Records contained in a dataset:
━━━━━━━━
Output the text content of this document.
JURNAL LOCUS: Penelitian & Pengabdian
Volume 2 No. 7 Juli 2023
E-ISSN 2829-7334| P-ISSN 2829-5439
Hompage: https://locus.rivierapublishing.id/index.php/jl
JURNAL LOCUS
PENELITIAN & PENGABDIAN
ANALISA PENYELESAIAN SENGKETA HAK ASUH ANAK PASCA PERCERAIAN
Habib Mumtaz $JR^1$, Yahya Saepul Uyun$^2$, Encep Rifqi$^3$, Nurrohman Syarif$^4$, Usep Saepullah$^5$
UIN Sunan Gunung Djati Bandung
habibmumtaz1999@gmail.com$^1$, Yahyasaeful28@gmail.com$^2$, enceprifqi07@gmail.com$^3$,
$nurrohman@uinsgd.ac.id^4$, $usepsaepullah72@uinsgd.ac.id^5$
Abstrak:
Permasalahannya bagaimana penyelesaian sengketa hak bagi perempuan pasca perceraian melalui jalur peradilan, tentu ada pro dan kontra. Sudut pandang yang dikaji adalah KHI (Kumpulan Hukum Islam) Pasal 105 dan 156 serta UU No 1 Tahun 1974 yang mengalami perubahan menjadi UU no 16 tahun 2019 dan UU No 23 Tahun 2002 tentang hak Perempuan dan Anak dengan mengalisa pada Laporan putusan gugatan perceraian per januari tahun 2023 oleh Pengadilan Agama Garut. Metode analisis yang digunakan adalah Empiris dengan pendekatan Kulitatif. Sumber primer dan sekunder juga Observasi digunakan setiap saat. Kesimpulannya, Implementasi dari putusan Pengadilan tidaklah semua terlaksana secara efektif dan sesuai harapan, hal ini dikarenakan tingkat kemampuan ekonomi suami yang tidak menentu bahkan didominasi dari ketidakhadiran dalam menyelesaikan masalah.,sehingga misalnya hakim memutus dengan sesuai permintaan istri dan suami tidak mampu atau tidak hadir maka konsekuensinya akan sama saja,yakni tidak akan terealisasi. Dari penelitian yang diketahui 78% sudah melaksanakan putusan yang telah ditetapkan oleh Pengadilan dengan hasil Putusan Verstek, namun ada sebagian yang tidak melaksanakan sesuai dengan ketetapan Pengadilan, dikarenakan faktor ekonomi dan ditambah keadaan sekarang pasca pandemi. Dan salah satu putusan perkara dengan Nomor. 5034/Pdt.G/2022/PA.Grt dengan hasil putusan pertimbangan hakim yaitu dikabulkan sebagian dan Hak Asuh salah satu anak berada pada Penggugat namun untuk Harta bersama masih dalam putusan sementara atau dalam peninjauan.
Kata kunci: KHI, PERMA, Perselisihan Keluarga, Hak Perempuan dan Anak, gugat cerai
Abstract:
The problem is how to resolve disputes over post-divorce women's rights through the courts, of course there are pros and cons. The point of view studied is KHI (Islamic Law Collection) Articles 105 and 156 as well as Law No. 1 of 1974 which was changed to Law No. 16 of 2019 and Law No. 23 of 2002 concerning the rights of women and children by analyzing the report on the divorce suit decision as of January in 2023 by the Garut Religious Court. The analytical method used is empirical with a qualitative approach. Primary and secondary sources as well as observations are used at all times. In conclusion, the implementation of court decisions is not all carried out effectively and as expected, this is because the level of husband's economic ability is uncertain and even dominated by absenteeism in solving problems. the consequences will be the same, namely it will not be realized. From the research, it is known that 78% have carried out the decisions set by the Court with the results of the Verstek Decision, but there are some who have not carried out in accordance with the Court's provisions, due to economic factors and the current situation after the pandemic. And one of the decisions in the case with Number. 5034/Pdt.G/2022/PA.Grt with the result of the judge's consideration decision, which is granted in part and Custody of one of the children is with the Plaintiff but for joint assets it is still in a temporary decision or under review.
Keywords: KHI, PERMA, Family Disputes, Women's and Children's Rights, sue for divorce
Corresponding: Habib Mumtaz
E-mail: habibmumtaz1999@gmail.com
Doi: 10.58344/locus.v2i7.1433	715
━━━━━━━━
Set task -> Give the number of lines in the listing above that hold the string "gmail", with nothing else.

Finished answer -> 2